## STORED ROWS:
┄┄┄┄┄┄┄┄┄┄┄┄┄┄┄┄┄┄┄┄

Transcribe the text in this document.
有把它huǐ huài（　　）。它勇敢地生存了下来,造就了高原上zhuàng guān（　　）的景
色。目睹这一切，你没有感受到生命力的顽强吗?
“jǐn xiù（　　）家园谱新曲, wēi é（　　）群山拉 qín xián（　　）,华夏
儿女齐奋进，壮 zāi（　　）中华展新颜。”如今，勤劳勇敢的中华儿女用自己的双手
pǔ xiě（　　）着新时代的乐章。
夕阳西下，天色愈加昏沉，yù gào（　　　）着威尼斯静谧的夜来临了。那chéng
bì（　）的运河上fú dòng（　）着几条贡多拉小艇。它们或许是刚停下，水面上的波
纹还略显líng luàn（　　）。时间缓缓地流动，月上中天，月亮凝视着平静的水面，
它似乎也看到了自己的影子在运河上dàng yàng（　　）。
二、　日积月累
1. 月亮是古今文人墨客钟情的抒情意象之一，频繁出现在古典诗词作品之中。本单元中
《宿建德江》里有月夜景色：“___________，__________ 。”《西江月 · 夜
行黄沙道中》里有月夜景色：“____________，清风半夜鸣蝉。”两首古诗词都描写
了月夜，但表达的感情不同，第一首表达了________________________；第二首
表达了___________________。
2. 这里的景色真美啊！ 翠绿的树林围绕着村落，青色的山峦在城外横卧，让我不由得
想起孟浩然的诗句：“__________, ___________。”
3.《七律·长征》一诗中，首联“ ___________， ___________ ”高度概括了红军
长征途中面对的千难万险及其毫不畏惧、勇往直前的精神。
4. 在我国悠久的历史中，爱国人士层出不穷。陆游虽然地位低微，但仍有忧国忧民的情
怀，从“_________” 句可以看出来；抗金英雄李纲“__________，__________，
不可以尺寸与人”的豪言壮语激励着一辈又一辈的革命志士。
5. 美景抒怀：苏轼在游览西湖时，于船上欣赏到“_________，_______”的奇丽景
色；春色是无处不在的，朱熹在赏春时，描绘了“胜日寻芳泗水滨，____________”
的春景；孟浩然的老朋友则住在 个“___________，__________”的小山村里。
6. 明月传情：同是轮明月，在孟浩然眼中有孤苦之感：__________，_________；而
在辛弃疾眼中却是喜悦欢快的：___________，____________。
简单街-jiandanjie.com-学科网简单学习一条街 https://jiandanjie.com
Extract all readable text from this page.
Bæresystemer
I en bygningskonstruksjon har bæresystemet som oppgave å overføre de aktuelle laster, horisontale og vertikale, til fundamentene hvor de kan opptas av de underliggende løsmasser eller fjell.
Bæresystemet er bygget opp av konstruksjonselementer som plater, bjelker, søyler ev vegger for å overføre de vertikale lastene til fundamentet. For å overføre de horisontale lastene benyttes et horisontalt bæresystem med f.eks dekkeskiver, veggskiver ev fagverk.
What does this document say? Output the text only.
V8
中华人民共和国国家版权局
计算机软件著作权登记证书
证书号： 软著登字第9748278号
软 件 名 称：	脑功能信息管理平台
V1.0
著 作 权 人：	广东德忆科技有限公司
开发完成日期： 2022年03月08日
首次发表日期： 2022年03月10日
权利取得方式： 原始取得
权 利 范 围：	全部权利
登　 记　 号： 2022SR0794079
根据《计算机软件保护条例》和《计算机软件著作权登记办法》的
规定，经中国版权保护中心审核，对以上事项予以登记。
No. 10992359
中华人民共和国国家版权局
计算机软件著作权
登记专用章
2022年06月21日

┄┄┄┄┄┄┄┄┄┄┄┄┄┄┄┄┄┄┄┄

## TASK INSTRUCTIONS:
Beginning with the line that contains "What does this", quote each line exactly through the last line of the entries above, and nothing beyond them.

## EXPECTED ANSWER:
What does this document say? Output the text only.
V8
中华人民共和国国家版权局
计算机软件著作权登记证书
证书号： 软著登字第9748278号
软 件 名 称：	脑功能信息管理平台
V1.0
著 作 权 人：	广东德忆科技有限公司
开发完成日期： 2022年03月08日
首次发表日期： 2022年03月10日
权利取得方式： 原始取得
权 利 范 围：	全部权利
登　 记　 号： 2022SR0794079
根据《计算机软件保护条例》和《计算机软件著作权登记办法》的
规定，经中国版权保护中心审核，对以上事项予以登记。
No. 10992359
中华人民共和国国家版权局
计算机软件著作权
登记专用章
2022年06月21日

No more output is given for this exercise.